** TASK TO CARRY OUT **
Records follow. Pull out every line that contains "China".
----- GIVEN RECORDS
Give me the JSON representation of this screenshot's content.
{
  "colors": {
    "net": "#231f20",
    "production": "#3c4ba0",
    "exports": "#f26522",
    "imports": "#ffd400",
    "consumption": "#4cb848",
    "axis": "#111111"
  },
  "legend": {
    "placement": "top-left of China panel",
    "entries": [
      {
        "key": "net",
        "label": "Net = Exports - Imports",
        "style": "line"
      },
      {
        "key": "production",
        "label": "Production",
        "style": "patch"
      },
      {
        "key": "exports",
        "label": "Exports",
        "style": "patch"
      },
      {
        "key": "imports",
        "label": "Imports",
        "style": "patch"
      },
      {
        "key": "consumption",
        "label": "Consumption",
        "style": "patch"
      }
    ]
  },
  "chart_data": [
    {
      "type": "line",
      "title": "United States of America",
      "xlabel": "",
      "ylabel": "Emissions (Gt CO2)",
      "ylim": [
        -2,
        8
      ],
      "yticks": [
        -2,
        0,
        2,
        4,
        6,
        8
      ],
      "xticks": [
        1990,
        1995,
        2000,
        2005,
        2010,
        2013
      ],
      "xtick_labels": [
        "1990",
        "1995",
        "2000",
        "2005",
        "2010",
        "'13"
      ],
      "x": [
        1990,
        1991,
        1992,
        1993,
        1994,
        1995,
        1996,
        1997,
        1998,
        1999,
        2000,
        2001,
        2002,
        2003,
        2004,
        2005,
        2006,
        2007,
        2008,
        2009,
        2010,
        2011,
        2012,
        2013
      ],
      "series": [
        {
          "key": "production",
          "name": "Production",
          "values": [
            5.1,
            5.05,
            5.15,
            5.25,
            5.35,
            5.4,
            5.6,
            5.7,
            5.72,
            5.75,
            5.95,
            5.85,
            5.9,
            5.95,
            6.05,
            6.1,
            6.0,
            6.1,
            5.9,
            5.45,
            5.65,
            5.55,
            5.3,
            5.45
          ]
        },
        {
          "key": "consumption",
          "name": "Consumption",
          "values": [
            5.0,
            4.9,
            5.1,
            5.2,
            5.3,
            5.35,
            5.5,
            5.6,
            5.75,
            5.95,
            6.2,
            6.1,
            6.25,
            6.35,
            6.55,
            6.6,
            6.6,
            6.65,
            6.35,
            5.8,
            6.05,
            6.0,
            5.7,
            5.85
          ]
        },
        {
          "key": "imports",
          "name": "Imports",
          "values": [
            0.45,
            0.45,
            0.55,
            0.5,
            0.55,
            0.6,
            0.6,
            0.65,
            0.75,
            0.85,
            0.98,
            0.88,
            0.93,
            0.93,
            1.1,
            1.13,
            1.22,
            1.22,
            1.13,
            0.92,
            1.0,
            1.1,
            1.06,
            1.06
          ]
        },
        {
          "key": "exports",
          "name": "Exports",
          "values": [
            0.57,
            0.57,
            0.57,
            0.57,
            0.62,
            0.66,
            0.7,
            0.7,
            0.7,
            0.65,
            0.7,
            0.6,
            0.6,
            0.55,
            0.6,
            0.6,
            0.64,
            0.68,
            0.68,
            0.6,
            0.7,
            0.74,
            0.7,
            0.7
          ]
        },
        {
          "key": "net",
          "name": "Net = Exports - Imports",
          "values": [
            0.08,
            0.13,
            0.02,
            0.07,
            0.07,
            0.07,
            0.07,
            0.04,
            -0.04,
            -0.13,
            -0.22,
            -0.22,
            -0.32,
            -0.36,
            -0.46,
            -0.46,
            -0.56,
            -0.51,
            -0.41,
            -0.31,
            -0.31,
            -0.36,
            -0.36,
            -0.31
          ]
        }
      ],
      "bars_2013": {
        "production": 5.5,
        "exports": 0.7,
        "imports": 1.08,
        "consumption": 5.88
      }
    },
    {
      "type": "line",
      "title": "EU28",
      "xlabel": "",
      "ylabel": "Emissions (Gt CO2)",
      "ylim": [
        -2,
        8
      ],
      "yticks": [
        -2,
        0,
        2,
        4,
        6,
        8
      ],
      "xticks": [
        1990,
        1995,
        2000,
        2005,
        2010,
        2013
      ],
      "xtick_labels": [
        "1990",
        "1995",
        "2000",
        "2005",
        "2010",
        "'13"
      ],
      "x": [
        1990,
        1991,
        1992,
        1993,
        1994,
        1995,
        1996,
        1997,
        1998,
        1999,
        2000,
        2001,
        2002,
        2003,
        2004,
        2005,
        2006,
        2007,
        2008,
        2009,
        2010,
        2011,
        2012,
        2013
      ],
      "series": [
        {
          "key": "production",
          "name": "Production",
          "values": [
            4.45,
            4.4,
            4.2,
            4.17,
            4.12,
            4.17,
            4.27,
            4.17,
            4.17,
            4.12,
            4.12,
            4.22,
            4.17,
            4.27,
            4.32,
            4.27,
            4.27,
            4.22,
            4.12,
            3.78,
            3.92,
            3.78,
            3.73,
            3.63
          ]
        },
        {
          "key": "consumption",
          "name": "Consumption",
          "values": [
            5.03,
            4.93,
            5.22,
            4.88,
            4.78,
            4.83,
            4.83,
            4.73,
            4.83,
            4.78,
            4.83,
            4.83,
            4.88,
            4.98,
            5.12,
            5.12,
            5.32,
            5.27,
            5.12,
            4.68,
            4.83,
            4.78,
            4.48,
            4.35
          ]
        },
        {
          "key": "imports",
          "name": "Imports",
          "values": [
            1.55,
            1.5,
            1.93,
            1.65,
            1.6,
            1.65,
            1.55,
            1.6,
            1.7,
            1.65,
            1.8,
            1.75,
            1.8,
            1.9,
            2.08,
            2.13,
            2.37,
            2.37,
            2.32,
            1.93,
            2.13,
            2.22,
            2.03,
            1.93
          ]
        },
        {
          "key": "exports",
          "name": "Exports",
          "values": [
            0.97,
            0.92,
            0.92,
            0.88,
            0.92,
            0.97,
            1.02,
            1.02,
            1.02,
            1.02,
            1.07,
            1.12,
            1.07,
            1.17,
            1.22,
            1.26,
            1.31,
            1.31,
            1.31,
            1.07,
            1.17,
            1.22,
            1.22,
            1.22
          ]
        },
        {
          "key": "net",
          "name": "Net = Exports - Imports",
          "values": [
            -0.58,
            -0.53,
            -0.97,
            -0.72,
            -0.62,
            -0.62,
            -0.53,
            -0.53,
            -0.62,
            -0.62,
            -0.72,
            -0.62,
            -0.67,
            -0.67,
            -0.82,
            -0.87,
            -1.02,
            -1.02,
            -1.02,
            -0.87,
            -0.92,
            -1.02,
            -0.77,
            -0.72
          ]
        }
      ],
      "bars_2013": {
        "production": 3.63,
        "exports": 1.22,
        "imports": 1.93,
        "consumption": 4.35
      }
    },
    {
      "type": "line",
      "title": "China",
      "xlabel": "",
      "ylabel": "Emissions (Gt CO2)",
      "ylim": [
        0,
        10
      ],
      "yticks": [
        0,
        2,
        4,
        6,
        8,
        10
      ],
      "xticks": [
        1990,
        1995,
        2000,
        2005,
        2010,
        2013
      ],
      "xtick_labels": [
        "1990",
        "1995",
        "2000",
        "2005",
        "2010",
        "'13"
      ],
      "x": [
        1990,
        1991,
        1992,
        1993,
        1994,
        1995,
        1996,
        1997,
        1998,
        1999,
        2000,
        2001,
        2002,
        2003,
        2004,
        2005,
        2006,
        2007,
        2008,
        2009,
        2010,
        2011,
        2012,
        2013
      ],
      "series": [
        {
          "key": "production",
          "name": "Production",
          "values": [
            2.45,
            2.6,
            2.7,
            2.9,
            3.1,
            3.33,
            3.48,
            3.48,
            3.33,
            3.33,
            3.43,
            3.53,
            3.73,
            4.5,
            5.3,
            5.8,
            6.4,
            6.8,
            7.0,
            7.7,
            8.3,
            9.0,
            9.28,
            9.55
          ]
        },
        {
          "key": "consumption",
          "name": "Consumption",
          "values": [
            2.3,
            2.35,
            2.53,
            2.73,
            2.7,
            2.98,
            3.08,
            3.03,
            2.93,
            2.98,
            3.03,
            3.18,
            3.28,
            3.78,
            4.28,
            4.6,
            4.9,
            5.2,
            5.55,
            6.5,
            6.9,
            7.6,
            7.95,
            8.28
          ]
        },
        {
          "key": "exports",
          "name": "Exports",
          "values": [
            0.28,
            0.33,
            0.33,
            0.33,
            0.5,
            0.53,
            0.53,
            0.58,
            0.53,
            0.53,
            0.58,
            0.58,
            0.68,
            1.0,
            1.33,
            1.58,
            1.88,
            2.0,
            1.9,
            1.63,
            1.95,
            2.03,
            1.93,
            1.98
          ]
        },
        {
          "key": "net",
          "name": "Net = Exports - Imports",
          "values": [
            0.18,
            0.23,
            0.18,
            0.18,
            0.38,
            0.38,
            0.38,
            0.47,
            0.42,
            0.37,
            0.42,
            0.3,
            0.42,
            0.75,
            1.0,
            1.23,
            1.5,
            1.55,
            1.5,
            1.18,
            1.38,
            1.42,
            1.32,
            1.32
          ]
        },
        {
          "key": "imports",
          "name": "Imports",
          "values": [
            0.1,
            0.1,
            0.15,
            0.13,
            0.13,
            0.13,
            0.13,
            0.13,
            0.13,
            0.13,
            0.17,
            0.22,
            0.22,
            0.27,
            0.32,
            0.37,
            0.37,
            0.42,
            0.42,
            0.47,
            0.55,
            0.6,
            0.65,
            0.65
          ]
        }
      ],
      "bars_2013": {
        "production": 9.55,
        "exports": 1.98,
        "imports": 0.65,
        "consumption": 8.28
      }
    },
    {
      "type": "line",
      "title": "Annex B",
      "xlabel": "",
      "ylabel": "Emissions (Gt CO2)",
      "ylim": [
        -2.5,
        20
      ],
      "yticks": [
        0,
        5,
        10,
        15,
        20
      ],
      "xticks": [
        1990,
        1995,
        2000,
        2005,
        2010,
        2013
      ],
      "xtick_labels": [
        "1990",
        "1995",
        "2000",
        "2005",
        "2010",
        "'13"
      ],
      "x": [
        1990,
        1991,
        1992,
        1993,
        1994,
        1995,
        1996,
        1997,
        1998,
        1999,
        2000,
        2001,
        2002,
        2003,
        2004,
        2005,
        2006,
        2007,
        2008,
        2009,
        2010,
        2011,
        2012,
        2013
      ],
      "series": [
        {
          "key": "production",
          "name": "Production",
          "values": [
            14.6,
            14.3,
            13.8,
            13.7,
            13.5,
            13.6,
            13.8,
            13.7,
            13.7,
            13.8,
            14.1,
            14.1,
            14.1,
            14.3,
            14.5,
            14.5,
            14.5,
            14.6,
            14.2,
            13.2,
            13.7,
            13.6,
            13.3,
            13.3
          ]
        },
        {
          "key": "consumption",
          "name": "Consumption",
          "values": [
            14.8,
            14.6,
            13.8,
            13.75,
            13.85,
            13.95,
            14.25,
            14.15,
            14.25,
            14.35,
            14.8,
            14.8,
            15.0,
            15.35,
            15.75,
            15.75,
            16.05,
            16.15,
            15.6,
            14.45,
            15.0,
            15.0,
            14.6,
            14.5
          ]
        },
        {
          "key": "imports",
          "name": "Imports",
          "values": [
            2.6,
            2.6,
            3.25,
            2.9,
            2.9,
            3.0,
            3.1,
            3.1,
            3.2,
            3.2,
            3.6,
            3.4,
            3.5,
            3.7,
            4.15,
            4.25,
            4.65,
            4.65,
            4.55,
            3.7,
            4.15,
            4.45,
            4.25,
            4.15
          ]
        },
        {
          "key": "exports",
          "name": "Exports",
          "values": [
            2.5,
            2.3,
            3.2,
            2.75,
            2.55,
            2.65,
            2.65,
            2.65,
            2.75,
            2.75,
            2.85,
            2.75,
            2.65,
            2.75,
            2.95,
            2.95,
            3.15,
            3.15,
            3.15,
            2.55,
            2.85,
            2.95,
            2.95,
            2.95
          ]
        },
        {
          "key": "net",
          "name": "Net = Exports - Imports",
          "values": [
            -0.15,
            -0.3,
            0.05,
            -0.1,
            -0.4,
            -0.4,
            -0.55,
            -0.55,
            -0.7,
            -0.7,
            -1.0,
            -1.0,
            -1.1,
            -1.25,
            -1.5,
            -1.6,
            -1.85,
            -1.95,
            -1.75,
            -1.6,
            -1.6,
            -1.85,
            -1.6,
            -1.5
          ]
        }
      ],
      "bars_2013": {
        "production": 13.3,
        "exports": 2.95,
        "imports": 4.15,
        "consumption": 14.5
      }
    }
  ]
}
----------
** ANSWER TO THE TASK **
    "placement": "top-left of China panel",
      "title": "China",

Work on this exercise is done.